> [Instructions to follow]:
Copy out all the records exactly.

* Begin Given data *

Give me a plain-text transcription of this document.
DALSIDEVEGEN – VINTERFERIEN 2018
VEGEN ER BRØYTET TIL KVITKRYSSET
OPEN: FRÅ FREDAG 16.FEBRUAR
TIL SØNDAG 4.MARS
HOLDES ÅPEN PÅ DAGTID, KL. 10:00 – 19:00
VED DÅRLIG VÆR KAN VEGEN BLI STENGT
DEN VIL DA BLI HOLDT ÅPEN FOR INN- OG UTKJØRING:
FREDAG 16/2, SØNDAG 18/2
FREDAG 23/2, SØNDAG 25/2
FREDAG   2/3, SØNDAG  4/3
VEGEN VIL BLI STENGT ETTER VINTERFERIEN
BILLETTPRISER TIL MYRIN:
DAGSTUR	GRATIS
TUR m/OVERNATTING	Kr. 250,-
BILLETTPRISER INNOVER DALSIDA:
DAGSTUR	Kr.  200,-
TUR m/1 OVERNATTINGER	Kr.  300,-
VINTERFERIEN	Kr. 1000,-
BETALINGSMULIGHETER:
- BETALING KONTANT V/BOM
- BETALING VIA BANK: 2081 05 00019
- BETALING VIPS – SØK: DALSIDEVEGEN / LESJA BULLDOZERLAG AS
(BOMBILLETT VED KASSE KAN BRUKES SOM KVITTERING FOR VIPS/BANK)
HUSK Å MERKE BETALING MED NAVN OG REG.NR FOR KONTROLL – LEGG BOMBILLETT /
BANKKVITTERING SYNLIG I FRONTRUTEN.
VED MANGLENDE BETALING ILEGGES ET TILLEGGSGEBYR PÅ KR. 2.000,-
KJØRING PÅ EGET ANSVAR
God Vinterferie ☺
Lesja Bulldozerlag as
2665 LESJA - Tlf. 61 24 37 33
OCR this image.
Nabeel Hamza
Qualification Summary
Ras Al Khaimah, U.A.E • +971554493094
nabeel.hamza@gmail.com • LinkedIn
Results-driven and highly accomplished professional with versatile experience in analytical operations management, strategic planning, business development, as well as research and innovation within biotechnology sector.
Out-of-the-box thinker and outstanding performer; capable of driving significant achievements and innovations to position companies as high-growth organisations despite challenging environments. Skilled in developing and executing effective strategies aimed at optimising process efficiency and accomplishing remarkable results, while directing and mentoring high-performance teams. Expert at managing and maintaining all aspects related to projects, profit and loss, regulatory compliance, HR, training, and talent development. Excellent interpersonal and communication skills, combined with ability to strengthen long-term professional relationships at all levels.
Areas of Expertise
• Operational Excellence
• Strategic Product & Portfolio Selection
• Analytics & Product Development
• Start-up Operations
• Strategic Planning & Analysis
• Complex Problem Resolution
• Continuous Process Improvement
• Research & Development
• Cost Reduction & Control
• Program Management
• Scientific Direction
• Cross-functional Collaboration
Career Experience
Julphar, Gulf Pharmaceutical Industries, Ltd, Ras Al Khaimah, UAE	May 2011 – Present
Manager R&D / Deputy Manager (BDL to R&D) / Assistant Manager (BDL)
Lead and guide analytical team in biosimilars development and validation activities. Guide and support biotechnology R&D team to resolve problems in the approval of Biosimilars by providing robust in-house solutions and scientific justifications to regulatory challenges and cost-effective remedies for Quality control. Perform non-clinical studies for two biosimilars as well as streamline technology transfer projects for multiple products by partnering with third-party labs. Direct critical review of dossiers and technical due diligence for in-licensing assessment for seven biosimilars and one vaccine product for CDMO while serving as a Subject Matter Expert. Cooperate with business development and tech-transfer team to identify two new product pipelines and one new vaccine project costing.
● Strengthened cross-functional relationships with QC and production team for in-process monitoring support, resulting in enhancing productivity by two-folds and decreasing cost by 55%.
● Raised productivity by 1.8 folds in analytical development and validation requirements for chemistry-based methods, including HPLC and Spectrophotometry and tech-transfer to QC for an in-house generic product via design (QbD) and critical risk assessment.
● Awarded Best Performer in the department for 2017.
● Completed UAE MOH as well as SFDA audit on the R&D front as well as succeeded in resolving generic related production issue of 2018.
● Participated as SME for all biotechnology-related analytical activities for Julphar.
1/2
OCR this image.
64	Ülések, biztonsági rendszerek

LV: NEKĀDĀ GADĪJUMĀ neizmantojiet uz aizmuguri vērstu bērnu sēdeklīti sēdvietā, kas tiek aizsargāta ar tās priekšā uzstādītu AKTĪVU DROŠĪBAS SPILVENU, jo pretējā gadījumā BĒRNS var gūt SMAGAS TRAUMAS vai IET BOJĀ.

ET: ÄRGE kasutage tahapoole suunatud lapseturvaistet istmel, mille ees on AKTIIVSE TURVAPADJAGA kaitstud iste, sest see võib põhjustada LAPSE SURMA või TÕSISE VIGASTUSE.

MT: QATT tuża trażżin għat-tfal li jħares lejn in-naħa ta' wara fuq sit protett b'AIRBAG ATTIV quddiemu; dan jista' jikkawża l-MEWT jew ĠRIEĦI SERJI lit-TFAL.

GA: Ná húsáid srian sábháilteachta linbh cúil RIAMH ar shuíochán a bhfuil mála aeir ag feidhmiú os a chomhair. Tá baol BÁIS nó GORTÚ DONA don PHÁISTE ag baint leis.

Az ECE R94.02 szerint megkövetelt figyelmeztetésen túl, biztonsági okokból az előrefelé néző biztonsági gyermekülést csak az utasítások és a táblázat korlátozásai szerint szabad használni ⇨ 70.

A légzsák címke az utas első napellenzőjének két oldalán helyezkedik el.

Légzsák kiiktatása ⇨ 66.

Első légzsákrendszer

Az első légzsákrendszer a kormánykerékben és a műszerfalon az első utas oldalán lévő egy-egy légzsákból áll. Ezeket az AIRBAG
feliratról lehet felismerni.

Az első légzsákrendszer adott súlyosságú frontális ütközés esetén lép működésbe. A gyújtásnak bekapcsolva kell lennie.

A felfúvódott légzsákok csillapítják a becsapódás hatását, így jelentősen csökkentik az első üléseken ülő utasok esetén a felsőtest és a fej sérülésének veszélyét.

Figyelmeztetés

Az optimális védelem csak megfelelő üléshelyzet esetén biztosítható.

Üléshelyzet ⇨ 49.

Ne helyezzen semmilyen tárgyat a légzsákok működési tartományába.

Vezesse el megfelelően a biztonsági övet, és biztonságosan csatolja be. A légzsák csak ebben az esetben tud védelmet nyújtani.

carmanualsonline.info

* End Given data *

> [Worked solution]:
Give me a plain-text transcription of this document.
DALSIDEVEGEN – VINTERFERIEN 2018
VEGEN ER BRØYTET TIL KVITKRYSSET
OPEN: FRÅ FREDAG 16.FEBRUAR
TIL SØNDAG 4.MARS
HOLDES ÅPEN PÅ DAGTID, KL. 10:00 – 19:00
VED DÅRLIG VÆR KAN VEGEN BLI STENGT
DEN VIL DA BLI HOLDT ÅPEN FOR INN- OG UTKJØRING:
FREDAG 16/2, SØNDAG 18/2
FREDAG 23/2, SØNDAG 25/2
FREDAG   2/3, SØNDAG  4/3
VEGEN VIL BLI STENGT ETTER VINTERFERIEN
BILLETTPRISER TIL MYRIN:
DAGSTUR	GRATIS
TUR m/OVERNATTING	Kr. 250,-
BILLETTPRISER INNOVER DALSIDA:
DAGSTUR	Kr.  200,-
TUR m/1 OVERNATTINGER	Kr.  300,-
VINTERFERIEN	Kr. 1000,-
BETALINGSMULIGHETER:
- BETALING KONTANT V/BOM
- BETALING VIA BANK: 2081 05 00019
- BETALING VIPS – SØK: DALSIDEVEGEN / LESJA BULLDOZERLAG AS
(BOMBILLETT VED KASSE KAN BRUKES SOM KVITTERING FOR VIPS/BANK)
HUSK Å MERKE BETALING MED NAVN OG REG.NR FOR KONTROLL – LEGG BOMBILLETT /
BANKKVITTERING SYNLIG I FRONTRUTEN.
VED MANGLENDE BETALING ILEGGES ET TILLEGGSGEBYR PÅ KR. 2.000,-
KJØRING PÅ EGET ANSVAR
God Vinterferie ☺
Lesja Bulldozerlag as
2665 LESJA - Tlf. 61 24 37 33
OCR this image.
Nabeel Hamza
Qualification Summary
Ras Al Khaimah, U.A.E • +971554493094
nabeel.hamza@gmail.com • LinkedIn
Results-driven and highly accomplished professional with versatile experience in analytical operations management, strategic planning, business development, as well as research and innovation within biotechnology sector.
Out-of-the-box thinker and outstanding performer; capable of driving significant achievements and innovations to position companies as high-growth organisations despite challenging environments. Skilled in developing and executing effective strategies aimed at optimising process efficiency and accomplishing remarkable results, while directing and mentoring high-performance teams. Expert at managing and maintaining all aspects related to projects, profit and loss, regulatory compliance, HR, training, and talent development. Excellent interpersonal and communication skills, combined with ability to strengthen long-term professional relationships at all levels.
Areas of Expertise
• Operational Excellence
• Strategic Product & Portfolio Selection
• Analytics & Product Development
• Start-up Operations
• Strategic Planning & Analysis
• Complex Problem Resolution
• Continuous Process Improvement
• Research & Development
• Cost Reduction & Control
• Program Management
• Scientific Direction
• Cross-functional Collaboration
Career Experience
Julphar, Gulf Pharmaceutical Industries, Ltd, Ras Al Khaimah, UAE	May 2011 – Present
Manager R&D / Deputy Manager (BDL to R&D) / Assistant Manager (BDL)
Lead and guide analytical team in biosimilars development and validation activities. Guide and support biotechnology R&D team to resolve problems in the approval of Biosimilars by providing robust in-house solutions and scientific justifications to regulatory challenges and cost-effective remedies for Quality control. Perform non-clinical studies for two biosimilars as well as streamline technology transfer projects for multiple products by partnering with third-party labs. Direct critical review of dossiers and technical due diligence for in-licensing assessment for seven biosimilars and one vaccine product for CDMO while serving as a Subject Matter Expert. Cooperate with business development and tech-transfer team to identify two new product pipelines and one new vaccine project costing.
● Strengthened cross-functional relationships with QC and production team for in-process monitoring support, resulting in enhancing productivity by two-folds and decreasing cost by 55%.
● Raised productivity by 1.8 folds in analytical development and validation requirements for chemistry-based methods, including HPLC and Spectrophotometry and tech-transfer to QC for an in-house generic product via design (QbD) and critical risk assessment.
● Awarded Best Performer in the department for 2017.
● Completed UAE MOH as well as SFDA audit on the R&D front as well as succeeded in resolving generic related production issue of 2018.
● Participated as SME for all biotechnology-related analytical activities for Julphar.
1/2
OCR this image.
64	Ülések, biztonsági rendszerek

LV: NEKĀDĀ GADĪJUMĀ neizmantojiet uz aizmuguri vērstu bērnu sēdeklīti sēdvietā, kas tiek aizsargāta ar tās priekšā uzstādītu AKTĪVU DROŠĪBAS SPILVENU, jo pretējā gadījumā BĒRNS var gūt SMAGAS TRAUMAS vai IET BOJĀ.

ET: ÄRGE kasutage tahapoole suunatud lapseturvaistet istmel, mille ees on AKTIIVSE TURVAPADJAGA kaitstud iste, sest see võib põhjustada LAPSE SURMA või TÕSISE VIGASTUSE.

MT: QATT tuża trażżin għat-tfal li jħares lejn in-naħa ta' wara fuq sit protett b'AIRBAG ATTIV quddiemu; dan jista' jikkawża l-MEWT jew ĠRIEĦI SERJI lit-TFAL.

GA: Ná húsáid srian sábháilteachta linbh cúil RIAMH ar shuíochán a bhfuil mála aeir ag feidhmiú os a chomhair. Tá baol BÁIS nó GORTÚ DONA don PHÁISTE ag baint leis.

Az ECE R94.02 szerint megkövetelt figyelmeztetésen túl, biztonsági okokból az előrefelé néző biztonsági gyermekülést csak az utasítások és a táblázat korlátozásai szerint szabad használni ⇨ 70.

A légzsák címke az utas első napellenzőjének két oldalán helyezkedik el.

Légzsák kiiktatása ⇨ 66.

Első légzsákrendszer

Az első légzsákrendszer a kormánykerékben és a műszerfalon az első utas oldalán lévő egy-egy légzsákból áll. Ezeket az AIRBAG
feliratról lehet felismerni.

Az első légzsákrendszer adott súlyosságú frontális ütközés esetén lép működésbe. A gyújtásnak bekapcsolva kell lennie.

A felfúvódott légzsákok csillapítják a becsapódás hatását, így jelentősen csökkentik az első üléseken ülő utasok esetén a felsőtest és a fej sérülésének veszélyét.

Figyelmeztetés

Az optimális védelem csak megfelelő üléshelyzet esetén biztosítható.

Üléshelyzet ⇨ 49.

Ne helyezzen semmilyen tárgyat a légzsákok működési tartományába.

Vezesse el megfelelően a biztonsági övet, és biztonságosan csatolja be. A légzsák csak ebben az esetben tud védelmet nyújtani.

carmanualsonline.info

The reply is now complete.